> **LISTED ENTRIES**
## begin

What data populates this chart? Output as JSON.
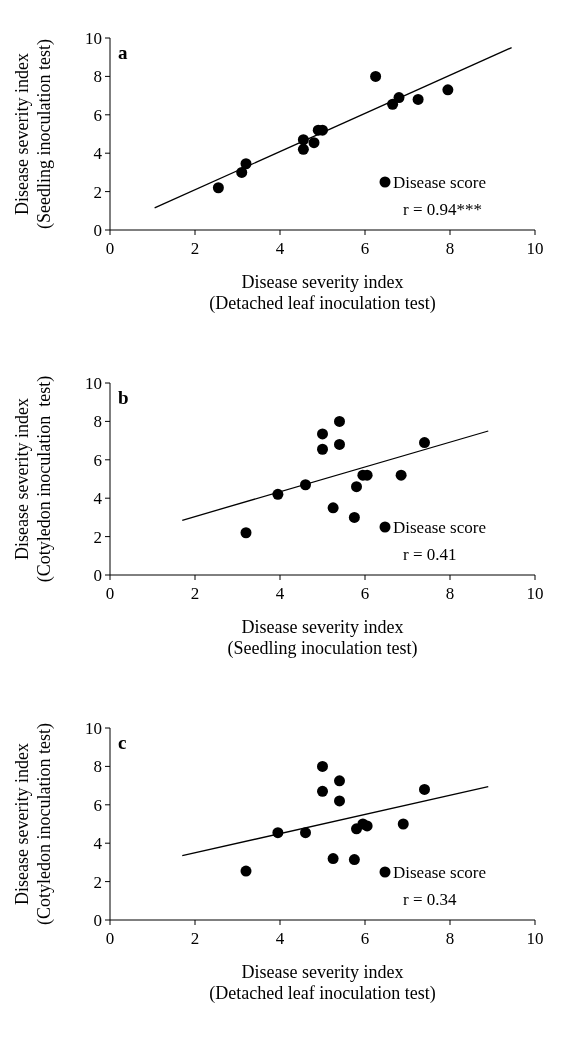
{
  "chart_data": [
    {
      "type": "scatter",
      "title": "a",
      "xlabel": "Disease severity index\n(Detached leaf inoculation test)",
      "ylabel": "Disease severity index\n(Seedling inoculation test)",
      "xlim": [
        0,
        10
      ],
      "ylim": [
        0,
        10
      ],
      "xticks": [
        0,
        2,
        4,
        6,
        8,
        10
      ],
      "yticks": [
        0,
        2,
        4,
        6,
        8,
        10
      ],
      "legend": "bottom right",
      "annotations": [
        "r = 0.94***"
      ],
      "series": [
        {
          "name": "Disease score",
          "color": "#000000",
          "marker": "circle",
          "x": [
            2.55,
            3.1,
            3.2,
            4.55,
            4.55,
            4.8,
            4.9,
            5.0,
            6.25,
            6.65,
            6.8,
            7.25,
            7.95
          ],
          "values": [
            2.2,
            3.0,
            3.45,
            4.7,
            4.2,
            4.55,
            5.2,
            5.2,
            8.0,
            6.55,
            6.9,
            6.8,
            7.3
          ]
        },
        {
          "type": "line",
          "color": "#000000",
          "marker": "none",
          "line_style": "solid",
          "x": [
            1.05,
            9.45
          ],
          "values": [
            1.15,
            9.5
          ]
        }
      ]
    },
    {
      "type": "scatter",
      "title": "b",
      "xlabel": "Disease severity index\n(Seedling inoculation test)",
      "ylabel": "Disease severity index\n(Cotyledon inoculation  test)",
      "xlim": [
        0,
        10
      ],
      "ylim": [
        0,
        10
      ],
      "xticks": [
        0,
        2,
        4,
        6,
        8,
        10
      ],
      "yticks": [
        0,
        2,
        4,
        6,
        8,
        10
      ],
      "legend": "bottom right",
      "annotations": [
        "r = 0.41"
      ],
      "series": [
        {
          "name": "Disease score",
          "color": "#000000",
          "marker": "circle",
          "x": [
            3.2,
            3.95,
            4.6,
            5.0,
            5.0,
            5.4,
            5.4,
            5.25,
            5.75,
            5.8,
            5.95,
            6.05,
            6.85,
            7.4
          ],
          "values": [
            2.2,
            4.2,
            4.7,
            7.35,
            6.55,
            8.0,
            6.8,
            3.5,
            3.0,
            4.6,
            5.2,
            5.2,
            5.2,
            6.9
          ]
        },
        {
          "type": "line",
          "color": "#000000",
          "marker": "none",
          "line_style": "solid",
          "x": [
            1.7,
            8.9
          ],
          "values": [
            2.85,
            7.5
          ]
        }
      ]
    },
    {
      "type": "scatter",
      "title": "c",
      "xlabel": "Disease severity index\n(Detached leaf inoculation test)",
      "ylabel": "Disease severity index\n(Cotyledon inoculation test)",
      "xlim": [
        0,
        10
      ],
      "ylim": [
        0,
        10
      ],
      "xticks": [
        0,
        2,
        4,
        6,
        8,
        10
      ],
      "yticks": [
        0,
        2,
        4,
        6,
        8,
        10
      ],
      "legend": "bottom right",
      "annotations": [
        "r = 0.34"
      ],
      "series": [
        {
          "name": "Disease score",
          "color": "#000000",
          "marker": "circle",
          "x": [
            3.2,
            3.95,
            4.6,
            5.0,
            5.0,
            5.4,
            5.4,
            5.25,
            5.75,
            5.8,
            5.95,
            6.05,
            6.9,
            7.4
          ],
          "values": [
            2.55,
            4.55,
            4.55,
            8.0,
            6.7,
            7.25,
            6.2,
            3.2,
            3.15,
            4.75,
            5.0,
            4.9,
            5.0,
            6.8
          ]
        },
        {
          "type": "line",
          "color": "#000000",
          "marker": "none",
          "line_style": "solid",
          "x": [
            1.7,
            8.9
          ],
          "values": [
            3.35,
            6.95
          ]
        }
      ]
    }
  ]
}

## end

Every entry above is to be set down exactly; the pictures are to be left out.

> **CORRECT RESPONSE**
What data populates this chart? Output as JSON.
{
  "chart_data": [
    {
      "type": "scatter",
      "title": "a",
      "xlabel": "Disease severity index\n(Detached leaf inoculation test)",
      "ylabel": "Disease severity index\n(Seedling inoculation test)",
      "xlim": [
        0,
        10
      ],
      "ylim": [
        0,
        10
      ],
      "xticks": [
        0,
        2,
        4,
        6,
        8,
        10
      ],
      "yticks": [
        0,
        2,
        4,
        6,
        8,
        10
      ],
      "legend": "bottom right",
      "annotations": [
        "r = 0.94***"
      ],
      "series": [
        {
          "name": "Disease score",
          "color": "#000000",
          "marker": "circle",
          "x": [
            2.55,
            3.1,
            3.2,
            4.55,
            4.55,
            4.8,
            4.9,
            5.0,
            6.25,
            6.65,
            6.8,
            7.25,
            7.95
          ],
          "values": [
            2.2,
            3.0,
            3.45,
            4.7,
            4.2,
            4.55,
            5.2,
            5.2,
            8.0,
            6.55,
            6.9,
            6.8,
            7.3
          ]
        },
        {
          "type": "line",
          "color": "#000000",
          "marker": "none",
          "line_style": "solid",
          "x": [
            1.05,
            9.45
          ],
          "values": [
            1.15,
            9.5
          ]
        }
      ]
    },
    {
      "type": "scatter",
      "title": "b",
      "xlabel": "Disease severity index\n(Seedling inoculation test)",
      "ylabel": "Disease severity index\n(Cotyledon inoculation  test)",
      "xlim": [
        0,
        10
      ],
      "ylim": [
        0,
        10
      ],
      "xticks": [
        0,
        2,
        4,
        6,
        8,
        10
      ],
      "yticks": [
        0,
        2,
        4,
        6,
        8,
        10
      ],
      "legend": "bottom right",
      "annotations": [
        "r = 0.41"
      ],
      "series": [
        {
          "name": "Disease score",
          "color": "#000000",
          "marker": "circle",
          "x": [
            3.2,
            3.95,
            4.6,
            5.0,
            5.0,
            5.4,
            5.4,
            5.25,
            5.75,
            5.8,
            5.95,
            6.05,
            6.85,
            7.4
          ],
          "values": [
            2.2,
            4.2,
            4.7,
            7.35,
            6.55,
            8.0,
            6.8,
            3.5,
            3.0,
            4.6,
            5.2,
            5.2,
            5.2,
            6.9
          ]
        },
        {
          "type": "line",
          "color": "#000000",
          "marker": "none",
          "line_style": "solid",
          "x": [
            1.7,
            8.9
          ],
          "values": [
            2.85,
            7.5
          ]
        }
      ]
    },
    {
      "type": "scatter",
      "title": "c",
      "xlabel": "Disease severity index\n(Detached leaf inoculation test)",
      "ylabel": "Disease severity index\n(Cotyledon inoculation test)",
      "xlim": [
        0,
        10
      ],
      "ylim": [
        0,
        10
      ],
      "xticks": [
        0,
        2,
        4,
        6,
        8,
        10
      ],
      "yticks": [
        0,
        2,
        4,
        6,
        8,
        10
      ],
      "legend": "bottom right",
      "annotations": [
        "r = 0.34"
      ],
      "series": [
        {
          "name": "Disease score",
          "color": "#000000",
          "marker": "circle",
          "x": [
            3.2,
            3.95,
            4.6,
            5.0,
            5.0,
            5.4,
            5.4,
            5.25,
            5.75,
            5.8,
            5.95,
            6.05,
            6.9,
            7.4
          ],
          "values": [
            2.55,
            4.55,
            4.55,
            8.0,
            6.7,
            7.25,
            6.2,
            3.2,
            3.15,
            4.75,
            5.0,
            4.9,
            5.0,
            6.8
          ]
        },
        {
          "type": "line",
          "color": "#000000",
          "marker": "none",
          "line_style": "solid",
          "x": [
            1.7,
            8.9
          ],
          "values": [
            3.35,
            6.95
          ]
        }
      ]
    }
  ]
}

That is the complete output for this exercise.